Written instruction - Write out the whole listing again, exactly as given.

◇ ◇ ◇ ◇

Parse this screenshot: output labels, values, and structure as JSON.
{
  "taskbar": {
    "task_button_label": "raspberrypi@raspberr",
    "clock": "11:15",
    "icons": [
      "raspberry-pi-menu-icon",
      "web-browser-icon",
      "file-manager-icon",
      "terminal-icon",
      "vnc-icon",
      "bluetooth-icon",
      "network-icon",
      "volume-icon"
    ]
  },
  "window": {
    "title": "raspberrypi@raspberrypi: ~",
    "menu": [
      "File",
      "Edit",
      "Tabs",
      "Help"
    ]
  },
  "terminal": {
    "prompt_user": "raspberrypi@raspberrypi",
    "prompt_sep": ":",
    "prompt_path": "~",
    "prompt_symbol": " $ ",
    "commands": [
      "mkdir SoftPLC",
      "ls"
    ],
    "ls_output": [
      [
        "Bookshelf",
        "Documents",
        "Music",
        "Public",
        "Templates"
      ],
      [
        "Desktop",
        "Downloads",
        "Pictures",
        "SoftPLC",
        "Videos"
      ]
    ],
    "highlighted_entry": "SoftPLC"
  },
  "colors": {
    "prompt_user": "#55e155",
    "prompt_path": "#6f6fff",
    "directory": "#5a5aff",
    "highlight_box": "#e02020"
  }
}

◇ ◇ ◇ ◇

Response to the task -
Parse this screenshot: output labels, values, and structure as JSON.
{
  "taskbar": {
    "task_button_label": "raspberrypi@raspberr",
    "clock": "11:15",
    "icons": [
      "raspberry-pi-menu-icon",
      "web-browser-icon",
      "file-manager-icon",
      "terminal-icon",
      "vnc-icon",
      "bluetooth-icon",
      "network-icon",
      "volume-icon"
    ]
  },
  "window": {
    "title": "raspberrypi@raspberrypi: ~",
    "menu": [
      "File",
      "Edit",
      "Tabs",
      "Help"
    ]
  },
  "terminal": {
    "prompt_user": "raspberrypi@raspberrypi",
    "prompt_sep": ":",
    "prompt_path": "~",
    "prompt_symbol": " $ ",
    "commands": [
      "mkdir SoftPLC",
      "ls"
    ],
    "ls_output": [
      [
        "Bookshelf",
        "Documents",
        "Music",
        "Public",
        "Templates"
      ],
      [
        "Desktop",
        "Downloads",
        "Pictures",
        "SoftPLC",
        "Videos"
      ]
    ],
    "highlighted_entry": "SoftPLC"
  },
  "colors": {
    "prompt_user": "#55e155",
    "prompt_path": "#6f6fff",
    "directory": "#5a5aff",
    "highlight_box": "#e02020"
  }
}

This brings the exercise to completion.